_EXERCISE DETAILS_.
Omit the pictures and return every entry exactly as written.

_EXTRACTED ENTRIES_.

═══

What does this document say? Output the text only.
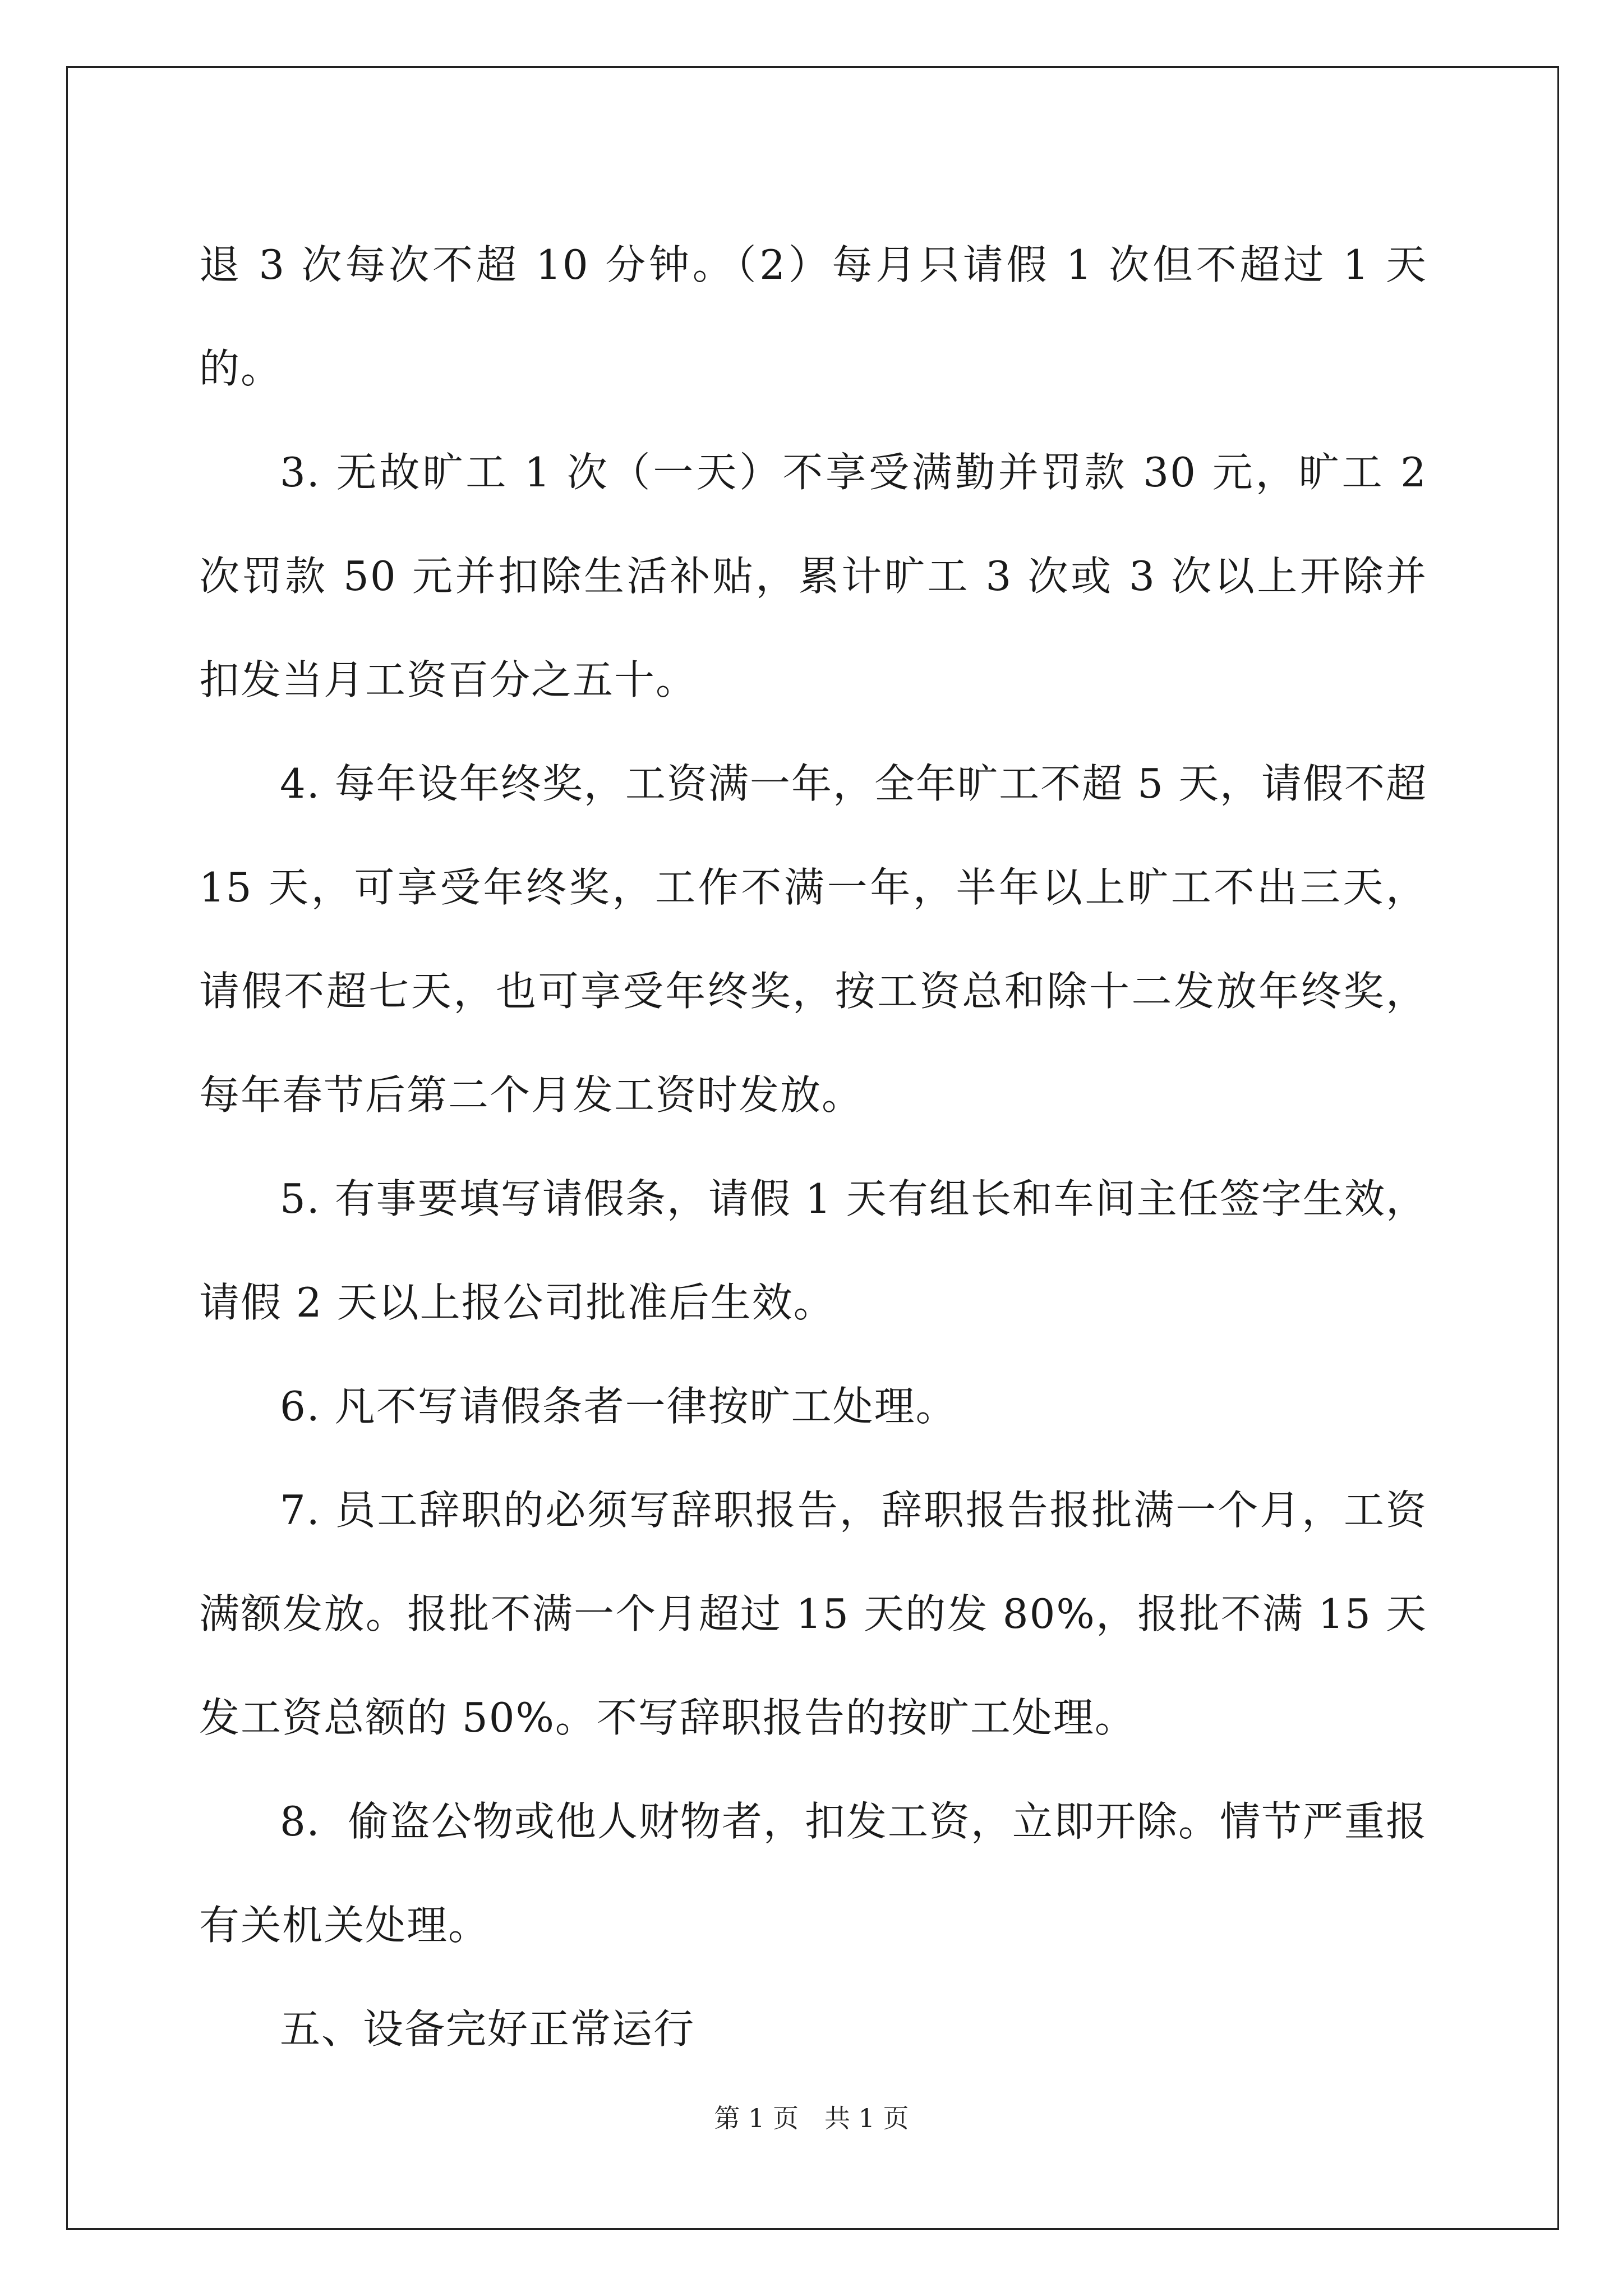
退 3 次每次不超 10 分钟。（2）每月只请假 1 次但不超过 1 天的。

3. 无故旷工 1 次（一天）不享受满勤并罚款 30 元，旷工 2 次罚款 50 元并扣除生活补贴，累计旷工 3 次或 3 次以上开除并扣发当月工资百分之五十。

4. 每年设年终奖，工资满一年，全年旷工不超 5 天，请假不超 15 天，可享受年终奖，工作不满一年，半年以上旷工不出三天，请假不超七天，也可享受年终奖，按工资总和除十二发放年终奖，每年春节后第二个月发工资时发放。

5. 有事要填写请假条，请假 1 天有组长和车间主任签字生效，请假 2 天以上报公司批准后生效。

6. 凡不写请假条者一律按旷工处理。

7. 员工辞职的必须写辞职报告，辞职报告报批满一个月，工资满额发放。报批不满一个月超过 15 天的发 80%，报批不满 15 天发工资总额的 50%。不写辞职报告的按旷工处理。

8．偷盗公物或他人财物者，扣发工资，立即开除。情节严重报有关机关处理。

五、设备完好正常运行

第 1 页　共 1 页
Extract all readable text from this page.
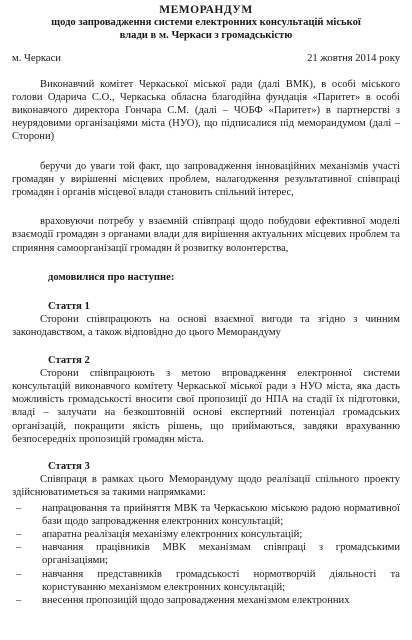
МЕМОРАНДУМ
щодо запровадження системи електронних консультацій міської
влади в м. Черкаси з громадськістю
м. Черкаси	21 жовтня 2014 року

Виконавчий комітет Черкаської міської ради (далі ВМК), в особі міського голови Одарича С.О., Черкаська обласна благодійна фундація «Паритет» в особі виконавчого директора Гончара С.М. (далі – ЧОБФ «Паритет») в партнерстві з неурядовими організаціями міста (НУО), що підписалися під меморандумом (далі – Сторони)

беручи до уваги той факт, що запровадження інноваційних механізмів участі громадян у вирішенні місцевих проблем, налагодження результативної співпраці громадян і органів місцевої влади становить спільний інтерес,

враховуючи потребу у взаємній співпраці щодо побудови ефективної моделі взаємодії громадян з органами влади для вирішення актуальних місцевих проблем та сприяння самоорганізації громадян й розвитку волонтерства,

домовилися про наступне:
Стаття 1

Сторони співпрацюють на основі взаємної вигоди та згідно з чинним законодавством, а також відповідно до цього Меморандуму

Стаття 2

Сторони співпрацюють з метою впровадження електронної системи консультацій виконавчого комітету Черкаської міської ради з НУО міста, яка дасть можливість громадськості вносити свої пропозиції до НПА на стадії їх підготовки, владі – залучати на безкоштовній основі експертний потенціал громадських організацій, покращити якість рішень, що приймаються, завдяки врахуванню безпосередніх пропозицій громадян міста.

Стаття 3

Співпраця в рамках цього Меморандуму щодо реалізації спільного проекту здійснюватиметься за такими напрямками:

– напрацювання та прийняття МВК та Черкаською міською радою нормативної бази щодо запровадження електронних консультацій;
– апаратна реалізація механізму електронних консультацій;
– навчання працівників МВК механізмам співпраці з громадськими організаціями;
– навчання представників громадськості нормотворчій діяльності та користуванню механізмом електронних консультацій;
– внесення пропозицій щодо запровадження механізмом електронних
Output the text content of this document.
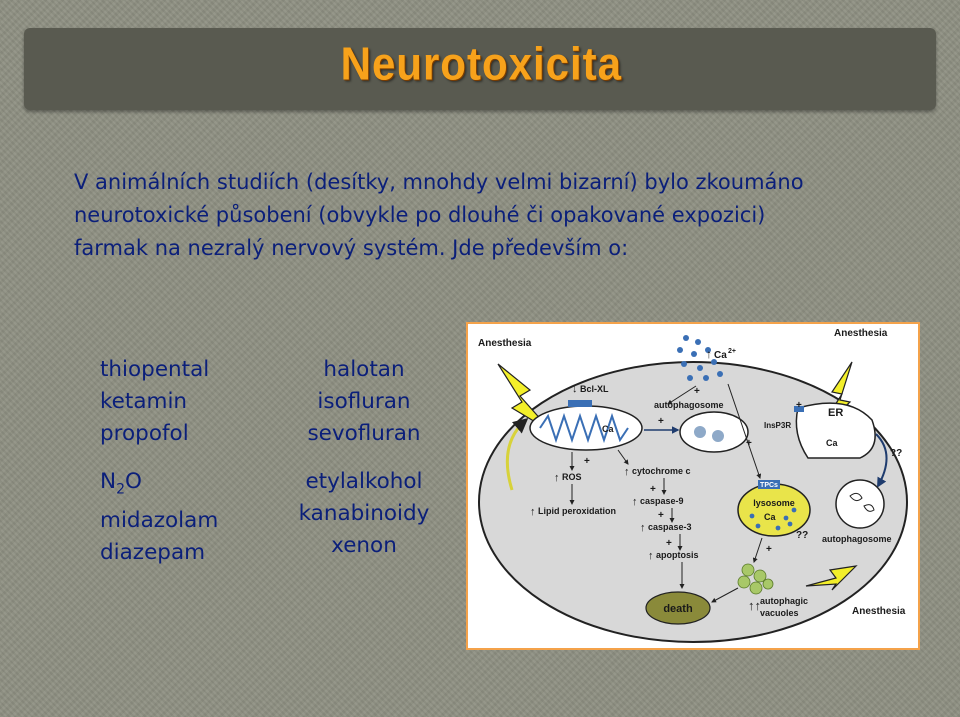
Neurotoxicita
V animálních studiích (desítky, mnohdy velmi bizarní) bylo zkoumáno neurotoxické působení (obvykle po dlouhé či opakované expozici) farmak na nezralý nervový systém. Jde především o:
thiopental
ketamin
propofol
$N_2O$
midazolam
diazepam
halotan
isofluran
sevofluran
etylalkohol
kanabinoidy
xenon
Anesthesia
Anesthesia
Anesthesia
Ca 2+
↑
Bcl-XL
↓
Ca
autophagosome
+
ER
Ca
InsP3R
??
ROS
↑
Lipid peroxidation
↑
cytochrome c
↑
caspase-9
↑
caspase-3
↑
apoptosis
↑
TPCs
lysosome
Ca
??
+
autophagosome
autophagic
vacuoles
↑↑
+
death
+
+
+
+
+
+
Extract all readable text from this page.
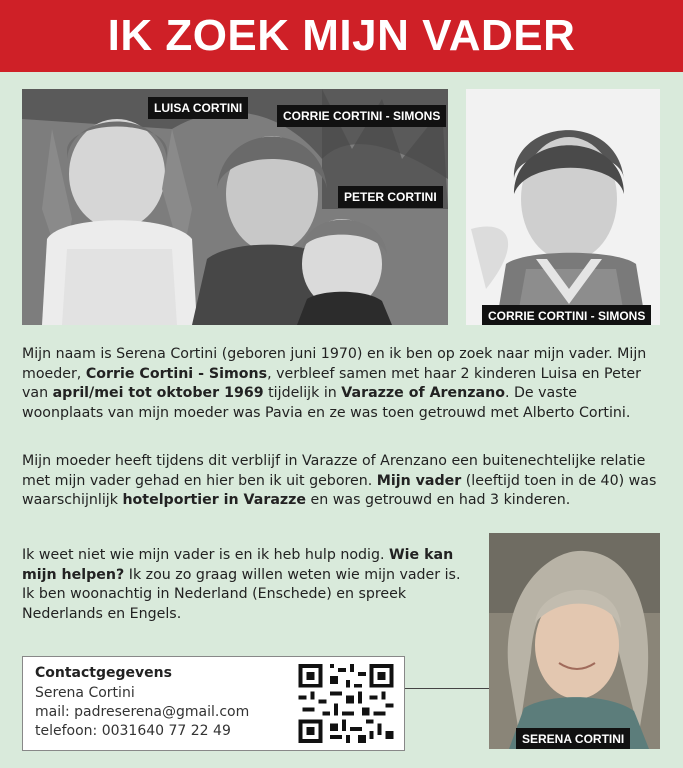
IK ZOEK MIJN VADER
LUISA CORTINI
CORRIE CORTINI - SIMONS
PETER CORTINI
CORRIE CORTINI - SIMONS
Mijn naam is Serena Cortini (geboren juni 1970) en ik ben op zoek naar mijn vader. Mijn moeder, Corrie Cortini - Simons, verbleef samen met haar 2 kinderen Luisa en Peter van april/mei tot oktober 1969 tijdelijk in Varazze of Arenzano. De vaste woonplaats van mijn moeder was Pavia en ze was toen getrouwd met Alberto Cortini.
Mijn moeder heeft tijdens dit verblijf in Varazze of Arenzano een buitenechtelijke relatie met mijn vader gehad en hier ben ik uit geboren. Mijn vader (leeftijd toen in de 40) was waarschijnlijk hotelportier in Varazze en was getrouwd en had 3 kinderen.
Ik weet niet wie mijn vader is en ik heb hulp nodig. Wie kan mijn helpen? Ik zou zo graag willen weten wie mijn vader is. Ik ben woonachtig in Nederland (Enschede) en spreek Nederlands en Engels.
SERENA CORTINI
Contactgegevens
Serena Cortini
mail: padreserena@gmail.com
telefoon: 0031640 77 22 49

═══

_WRITTEN ANSWER_.
What does this document say? Output the text only.
退 3 次每次不超 10 分钟。（2）每月只请假 1 次但不超过 1 天的。

3. 无故旷工 1 次（一天）不享受满勤并罚款 30 元，旷工 2 次罚款 50 元并扣除生活补贴，累计旷工 3 次或 3 次以上开除并扣发当月工资百分之五十。

4. 每年设年终奖，工资满一年，全年旷工不超 5 天，请假不超 15 天，可享受年终奖，工作不满一年，半年以上旷工不出三天，请假不超七天，也可享受年终奖，按工资总和除十二发放年终奖，每年春节后第二个月发工资时发放。

5. 有事要填写请假条，请假 1 天有组长和车间主任签字生效，请假 2 天以上报公司批准后生效。

6. 凡不写请假条者一律按旷工处理。

7. 员工辞职的必须写辞职报告，辞职报告报批满一个月，工资满额发放。报批不满一个月超过 15 天的发 80%，报批不满 15 天发工资总额的 50%。不写辞职报告的按旷工处理。

8．偷盗公物或他人财物者，扣发工资，立即开除。情节严重报有关机关处理。

五、设备完好正常运行

第 1 页　共 1 页
Extract all readable text from this page.
МЕМОРАНДУМ
щодо запровадження системи електронних консультацій міської
влади в м. Черкаси з громадськістю
м. Черкаси	21 жовтня 2014 року

Виконавчий комітет Черкаської міської ради (далі ВМК), в особі міського голови Одарича С.О., Черкаська обласна благодійна фундація «Паритет» в особі виконавчого директора Гончара С.М. (далі – ЧОБФ «Паритет») в партнерстві з неурядовими організаціями міста (НУО), що підписалися під меморандумом (далі – Сторони)

беручи до уваги той факт, що запровадження інноваційних механізмів участі громадян у вирішенні місцевих проблем, налагодження результативної співпраці громадян і органів місцевої влади становить спільний інтерес,

враховуючи потребу у взаємній співпраці щодо побудови ефективної моделі взаємодії громадян з органами влади для вирішення актуальних місцевих проблем та сприяння самоорганізації громадян й розвитку волонтерства,

домовилися про наступне:
Стаття 1

Сторони співпрацюють на основі взаємної вигоди та згідно з чинним законодавством, а також відповідно до цього Меморандуму

Стаття 2

Сторони співпрацюють з метою впровадження електронної системи консультацій виконавчого комітету Черкаської міської ради з НУО міста, яка дасть можливість громадськості вносити свої пропозиції до НПА на стадії їх підготовки, владі – залучати на безкоштовній основі експертний потенціал громадських організацій, покращити якість рішень, що приймаються, завдяки врахуванню безпосередніх пропозицій громадян міста.

Стаття 3

Співпраця в рамках цього Меморандуму щодо реалізації спільного проекту здійснюватиметься за такими напрямками:

– напрацювання та прийняття МВК та Черкаською міською радою нормативної бази щодо запровадження електронних консультацій;
– апаратна реалізація механізму електронних консультацій;
– навчання працівників МВК механізмам співпраці з громадськими організаціями;
– навчання представників громадськості нормотворчій діяльності та користуванню механізмом електронних консультацій;
– внесення пропозицій щодо запровадження механізмом електронних
Output the text content of this document.
Neurotoxicita
V animálních studiích (desítky, mnohdy velmi bizarní) bylo zkoumáno neurotoxické působení (obvykle po dlouhé či opakované expozici) farmak na nezralý nervový systém. Jde především o:
thiopental
ketamin
propofol
$N_2O$
midazolam
diazepam
halotan
isofluran
sevofluran
etylalkohol
kanabinoidy
xenon
Anesthesia
Anesthesia
Anesthesia
Ca 2+
↑
Bcl-XL
↓
Ca
autophagosome
+
ER
Ca
InsP3R
??
ROS
↑
Lipid peroxidation
↑
cytochrome c
↑
caspase-9
↑
caspase-3
↑
apoptosis
↑
TPCs
lysosome
Ca
??
+
autophagosome
autophagic
vacuoles
↑↑
+
death
+
+
+
+
+
+
Extract all readable text from this page.
IK ZOEK MIJN VADER
LUISA CORTINI
CORRIE CORTINI - SIMONS
PETER CORTINI
CORRIE CORTINI - SIMONS
Mijn naam is Serena Cortini (geboren juni 1970) en ik ben op zoek naar mijn vader. Mijn moeder, Corrie Cortini - Simons, verbleef samen met haar 2 kinderen Luisa en Peter van april/mei tot oktober 1969 tijdelijk in Varazze of Arenzano. De vaste woonplaats van mijn moeder was Pavia en ze was toen getrouwd met Alberto Cortini.
Mijn moeder heeft tijdens dit verblijf in Varazze of Arenzano een buitenechtelijke relatie met mijn vader gehad en hier ben ik uit geboren. Mijn vader (leeftijd toen in de 40) was waarschijnlijk hotelportier in Varazze en was getrouwd en had 3 kinderen.
Ik weet niet wie mijn vader is en ik heb hulp nodig. Wie kan mijn helpen? Ik zou zo graag willen weten wie mijn vader is. Ik ben woonachtig in Nederland (Enschede) en spreek Nederlands en Engels.
SERENA CORTINI
Contactgegevens
Serena Cortini
mail: padreserena@gmail.com
telefoon: 0031640 77 22 49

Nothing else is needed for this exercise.